**Supplied material:**
** BEGIN **
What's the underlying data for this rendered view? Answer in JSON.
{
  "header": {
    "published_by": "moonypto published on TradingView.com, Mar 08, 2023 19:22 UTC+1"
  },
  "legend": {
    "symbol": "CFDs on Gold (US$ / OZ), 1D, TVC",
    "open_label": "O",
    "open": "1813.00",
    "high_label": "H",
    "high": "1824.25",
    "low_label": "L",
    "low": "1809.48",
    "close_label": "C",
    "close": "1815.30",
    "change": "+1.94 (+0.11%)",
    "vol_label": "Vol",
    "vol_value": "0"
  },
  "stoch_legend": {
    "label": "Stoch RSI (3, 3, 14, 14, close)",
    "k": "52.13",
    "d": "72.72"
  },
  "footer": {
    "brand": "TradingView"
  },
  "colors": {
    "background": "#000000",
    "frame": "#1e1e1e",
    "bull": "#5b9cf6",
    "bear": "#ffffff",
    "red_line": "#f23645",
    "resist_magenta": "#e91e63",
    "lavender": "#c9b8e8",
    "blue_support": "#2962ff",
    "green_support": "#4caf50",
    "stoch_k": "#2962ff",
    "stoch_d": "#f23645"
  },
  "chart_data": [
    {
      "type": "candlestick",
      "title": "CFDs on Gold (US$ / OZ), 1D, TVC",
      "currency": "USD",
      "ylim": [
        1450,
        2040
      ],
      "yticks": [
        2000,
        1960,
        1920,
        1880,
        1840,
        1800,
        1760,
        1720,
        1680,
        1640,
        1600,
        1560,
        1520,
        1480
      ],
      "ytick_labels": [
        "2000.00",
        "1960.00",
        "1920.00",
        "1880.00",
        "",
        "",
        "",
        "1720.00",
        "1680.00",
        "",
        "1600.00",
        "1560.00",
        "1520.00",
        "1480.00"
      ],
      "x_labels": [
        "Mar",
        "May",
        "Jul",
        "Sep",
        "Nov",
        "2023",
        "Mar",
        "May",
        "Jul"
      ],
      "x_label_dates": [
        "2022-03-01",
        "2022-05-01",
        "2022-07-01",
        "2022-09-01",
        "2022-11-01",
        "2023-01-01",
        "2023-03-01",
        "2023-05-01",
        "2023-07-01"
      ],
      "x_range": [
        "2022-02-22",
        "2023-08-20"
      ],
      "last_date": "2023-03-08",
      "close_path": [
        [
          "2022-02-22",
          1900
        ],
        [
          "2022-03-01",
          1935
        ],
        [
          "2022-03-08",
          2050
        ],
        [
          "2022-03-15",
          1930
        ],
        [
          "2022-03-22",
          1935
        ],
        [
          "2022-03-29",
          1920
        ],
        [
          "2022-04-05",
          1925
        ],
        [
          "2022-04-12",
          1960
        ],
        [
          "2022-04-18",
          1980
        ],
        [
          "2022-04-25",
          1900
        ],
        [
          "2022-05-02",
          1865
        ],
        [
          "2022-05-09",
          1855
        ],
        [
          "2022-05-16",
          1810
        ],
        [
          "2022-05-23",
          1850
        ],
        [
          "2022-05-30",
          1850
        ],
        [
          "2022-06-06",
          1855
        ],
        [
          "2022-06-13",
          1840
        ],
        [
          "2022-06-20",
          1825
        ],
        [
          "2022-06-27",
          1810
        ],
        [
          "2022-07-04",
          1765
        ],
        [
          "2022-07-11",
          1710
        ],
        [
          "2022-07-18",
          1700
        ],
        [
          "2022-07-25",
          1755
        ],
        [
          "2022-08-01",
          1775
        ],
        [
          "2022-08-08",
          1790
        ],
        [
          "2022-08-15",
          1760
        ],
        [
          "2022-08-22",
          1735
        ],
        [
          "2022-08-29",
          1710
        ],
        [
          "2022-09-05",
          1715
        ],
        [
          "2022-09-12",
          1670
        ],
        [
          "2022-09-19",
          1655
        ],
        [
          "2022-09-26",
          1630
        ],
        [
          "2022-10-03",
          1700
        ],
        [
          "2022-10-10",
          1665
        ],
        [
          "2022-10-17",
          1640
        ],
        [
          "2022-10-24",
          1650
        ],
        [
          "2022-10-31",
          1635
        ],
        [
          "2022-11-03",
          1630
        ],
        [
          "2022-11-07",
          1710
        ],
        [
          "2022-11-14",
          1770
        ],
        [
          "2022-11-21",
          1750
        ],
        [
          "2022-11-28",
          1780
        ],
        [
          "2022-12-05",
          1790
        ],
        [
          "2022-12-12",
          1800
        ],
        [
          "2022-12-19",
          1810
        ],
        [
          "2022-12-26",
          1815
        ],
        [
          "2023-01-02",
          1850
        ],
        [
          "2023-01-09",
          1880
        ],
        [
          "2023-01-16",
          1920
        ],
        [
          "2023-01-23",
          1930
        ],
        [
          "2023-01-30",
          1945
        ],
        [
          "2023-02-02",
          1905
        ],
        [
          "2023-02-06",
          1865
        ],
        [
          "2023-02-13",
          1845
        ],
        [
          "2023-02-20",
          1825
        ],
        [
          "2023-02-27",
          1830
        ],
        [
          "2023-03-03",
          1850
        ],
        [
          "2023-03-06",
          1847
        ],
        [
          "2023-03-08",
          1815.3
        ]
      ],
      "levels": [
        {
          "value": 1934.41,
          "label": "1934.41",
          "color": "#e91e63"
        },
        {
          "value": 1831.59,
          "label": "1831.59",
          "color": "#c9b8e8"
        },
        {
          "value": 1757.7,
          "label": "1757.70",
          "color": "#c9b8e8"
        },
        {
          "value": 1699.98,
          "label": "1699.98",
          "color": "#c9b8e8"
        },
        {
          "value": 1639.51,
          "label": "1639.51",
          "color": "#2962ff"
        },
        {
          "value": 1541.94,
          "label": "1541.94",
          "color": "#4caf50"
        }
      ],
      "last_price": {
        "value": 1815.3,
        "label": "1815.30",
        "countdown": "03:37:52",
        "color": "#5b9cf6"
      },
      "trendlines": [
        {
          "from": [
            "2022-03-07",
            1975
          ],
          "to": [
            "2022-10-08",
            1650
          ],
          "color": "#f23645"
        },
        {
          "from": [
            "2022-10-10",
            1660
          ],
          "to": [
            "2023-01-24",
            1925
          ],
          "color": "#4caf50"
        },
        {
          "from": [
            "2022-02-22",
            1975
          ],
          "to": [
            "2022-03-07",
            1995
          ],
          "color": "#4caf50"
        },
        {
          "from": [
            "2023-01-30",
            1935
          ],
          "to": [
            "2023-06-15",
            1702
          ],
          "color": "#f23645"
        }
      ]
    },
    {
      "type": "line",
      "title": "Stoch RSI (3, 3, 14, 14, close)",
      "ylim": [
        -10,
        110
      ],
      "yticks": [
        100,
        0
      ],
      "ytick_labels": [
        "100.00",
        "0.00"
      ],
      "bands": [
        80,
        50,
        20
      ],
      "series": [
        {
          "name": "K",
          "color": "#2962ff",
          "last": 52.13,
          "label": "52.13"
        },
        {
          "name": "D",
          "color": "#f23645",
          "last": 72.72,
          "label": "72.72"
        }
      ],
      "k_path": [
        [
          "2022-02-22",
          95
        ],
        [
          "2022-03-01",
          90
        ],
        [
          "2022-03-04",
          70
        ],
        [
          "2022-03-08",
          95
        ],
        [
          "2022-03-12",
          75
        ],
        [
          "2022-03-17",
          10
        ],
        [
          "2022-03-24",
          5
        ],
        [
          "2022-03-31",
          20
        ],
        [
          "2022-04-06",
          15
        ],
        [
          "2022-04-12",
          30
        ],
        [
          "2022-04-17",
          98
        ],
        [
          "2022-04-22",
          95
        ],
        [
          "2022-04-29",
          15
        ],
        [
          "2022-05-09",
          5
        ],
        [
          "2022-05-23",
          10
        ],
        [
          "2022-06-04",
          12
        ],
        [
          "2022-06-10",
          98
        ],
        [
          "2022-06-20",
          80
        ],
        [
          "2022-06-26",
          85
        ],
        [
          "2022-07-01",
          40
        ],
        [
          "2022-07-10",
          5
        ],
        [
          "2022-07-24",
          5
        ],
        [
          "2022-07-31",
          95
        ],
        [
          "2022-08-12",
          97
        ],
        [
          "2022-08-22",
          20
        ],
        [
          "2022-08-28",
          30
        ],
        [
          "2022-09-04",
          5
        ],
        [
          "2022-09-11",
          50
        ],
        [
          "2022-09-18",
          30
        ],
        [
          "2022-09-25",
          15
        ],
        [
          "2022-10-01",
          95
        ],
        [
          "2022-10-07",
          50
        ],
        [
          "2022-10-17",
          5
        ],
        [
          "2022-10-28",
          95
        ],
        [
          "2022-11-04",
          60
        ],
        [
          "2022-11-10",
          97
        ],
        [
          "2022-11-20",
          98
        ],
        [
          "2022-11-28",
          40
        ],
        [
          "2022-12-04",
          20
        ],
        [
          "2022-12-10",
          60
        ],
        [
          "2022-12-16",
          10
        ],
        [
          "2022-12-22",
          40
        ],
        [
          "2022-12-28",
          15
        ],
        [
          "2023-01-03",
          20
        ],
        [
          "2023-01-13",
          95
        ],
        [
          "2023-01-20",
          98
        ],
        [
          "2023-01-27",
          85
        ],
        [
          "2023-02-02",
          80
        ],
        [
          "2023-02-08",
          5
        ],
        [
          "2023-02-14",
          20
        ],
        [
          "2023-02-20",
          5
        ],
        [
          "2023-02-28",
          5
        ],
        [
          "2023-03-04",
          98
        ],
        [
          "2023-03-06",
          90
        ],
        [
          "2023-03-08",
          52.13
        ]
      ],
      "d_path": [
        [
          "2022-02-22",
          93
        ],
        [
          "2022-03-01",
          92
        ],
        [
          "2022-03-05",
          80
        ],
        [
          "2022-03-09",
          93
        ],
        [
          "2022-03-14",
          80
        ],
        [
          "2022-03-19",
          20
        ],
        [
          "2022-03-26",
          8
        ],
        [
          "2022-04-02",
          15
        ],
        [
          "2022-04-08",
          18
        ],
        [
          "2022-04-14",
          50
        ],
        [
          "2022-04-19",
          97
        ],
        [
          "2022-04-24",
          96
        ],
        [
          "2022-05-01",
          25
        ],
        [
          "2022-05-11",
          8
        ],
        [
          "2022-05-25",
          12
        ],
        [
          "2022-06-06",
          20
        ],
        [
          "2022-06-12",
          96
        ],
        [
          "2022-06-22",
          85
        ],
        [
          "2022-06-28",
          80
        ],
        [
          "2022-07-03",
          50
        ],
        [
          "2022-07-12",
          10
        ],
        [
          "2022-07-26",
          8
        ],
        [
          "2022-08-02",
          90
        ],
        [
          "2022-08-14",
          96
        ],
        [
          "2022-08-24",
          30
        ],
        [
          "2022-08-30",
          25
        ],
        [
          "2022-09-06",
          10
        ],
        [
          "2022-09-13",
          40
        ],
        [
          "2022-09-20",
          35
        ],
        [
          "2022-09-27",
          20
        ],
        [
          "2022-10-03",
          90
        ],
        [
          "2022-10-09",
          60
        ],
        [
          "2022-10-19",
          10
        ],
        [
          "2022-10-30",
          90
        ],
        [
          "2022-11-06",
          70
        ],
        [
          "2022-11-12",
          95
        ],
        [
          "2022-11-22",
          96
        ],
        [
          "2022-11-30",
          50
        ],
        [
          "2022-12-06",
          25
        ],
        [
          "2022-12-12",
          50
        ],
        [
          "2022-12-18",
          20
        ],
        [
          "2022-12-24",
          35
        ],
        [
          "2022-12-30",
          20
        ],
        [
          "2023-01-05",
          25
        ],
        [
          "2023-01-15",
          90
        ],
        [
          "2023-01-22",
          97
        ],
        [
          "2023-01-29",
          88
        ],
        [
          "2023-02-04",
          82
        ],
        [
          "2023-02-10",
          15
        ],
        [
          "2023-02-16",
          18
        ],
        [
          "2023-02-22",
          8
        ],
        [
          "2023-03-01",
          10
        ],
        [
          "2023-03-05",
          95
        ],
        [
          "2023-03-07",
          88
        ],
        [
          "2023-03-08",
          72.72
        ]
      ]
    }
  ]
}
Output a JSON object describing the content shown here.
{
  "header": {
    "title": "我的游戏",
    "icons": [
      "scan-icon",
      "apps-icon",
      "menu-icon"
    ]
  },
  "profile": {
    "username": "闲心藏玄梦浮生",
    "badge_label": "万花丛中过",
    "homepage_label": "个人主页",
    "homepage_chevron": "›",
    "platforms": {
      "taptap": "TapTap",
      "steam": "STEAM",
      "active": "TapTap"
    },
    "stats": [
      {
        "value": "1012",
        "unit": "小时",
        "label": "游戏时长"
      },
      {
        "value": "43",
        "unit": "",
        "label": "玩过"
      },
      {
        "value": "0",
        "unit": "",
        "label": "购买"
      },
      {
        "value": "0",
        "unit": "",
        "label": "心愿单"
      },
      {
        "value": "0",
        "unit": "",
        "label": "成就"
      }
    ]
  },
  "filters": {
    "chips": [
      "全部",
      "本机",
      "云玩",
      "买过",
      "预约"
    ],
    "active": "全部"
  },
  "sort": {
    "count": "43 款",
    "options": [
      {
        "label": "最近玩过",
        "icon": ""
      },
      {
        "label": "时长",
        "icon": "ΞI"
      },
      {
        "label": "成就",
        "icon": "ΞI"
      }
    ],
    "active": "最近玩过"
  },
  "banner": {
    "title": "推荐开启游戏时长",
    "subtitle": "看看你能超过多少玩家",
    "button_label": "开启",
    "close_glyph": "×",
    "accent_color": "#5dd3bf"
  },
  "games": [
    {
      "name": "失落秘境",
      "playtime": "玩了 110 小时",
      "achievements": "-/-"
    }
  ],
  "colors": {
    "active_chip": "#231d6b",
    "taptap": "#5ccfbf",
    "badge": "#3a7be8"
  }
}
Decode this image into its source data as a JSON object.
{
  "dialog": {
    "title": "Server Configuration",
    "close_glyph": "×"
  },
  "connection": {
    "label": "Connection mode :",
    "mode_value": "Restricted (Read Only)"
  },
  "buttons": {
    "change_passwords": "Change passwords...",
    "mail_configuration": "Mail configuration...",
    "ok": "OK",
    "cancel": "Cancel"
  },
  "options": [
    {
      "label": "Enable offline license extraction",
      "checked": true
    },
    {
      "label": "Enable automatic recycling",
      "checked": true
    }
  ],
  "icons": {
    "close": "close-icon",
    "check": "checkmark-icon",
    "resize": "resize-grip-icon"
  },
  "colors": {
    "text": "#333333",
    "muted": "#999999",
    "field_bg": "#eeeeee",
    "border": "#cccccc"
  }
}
** END **
**Request:** Transcribe exactly, and only, the lines from the one bearing "Decode this image" through the last line of the entries, counting both.

**Task answer:**
Decode this image into its source data as a JSON object.
{
  "dialog": {
    "title": "Server Configuration",
    "close_glyph": "×"
  },
  "connection": {
    "label": "Connection mode :",
    "mode_value": "Restricted (Read Only)"
  },
  "buttons": {
    "change_passwords": "Change passwords...",
    "mail_configuration": "Mail configuration...",
    "ok": "OK",
    "cancel": "Cancel"
  },
  "options": [
    {
      "label": "Enable offline license extraction",
      "checked": true
    },
    {
      "label": "Enable automatic recycling",
      "checked": true
    }
  ],
  "icons": {
    "close": "close-icon",
    "check": "checkmark-icon",
    "resize": "resize-grip-icon"
  },
  "colors": {
    "text": "#333333",
    "muted": "#999999",
    "field_bg": "#eeeeee",
    "border": "#cccccc"
  }
}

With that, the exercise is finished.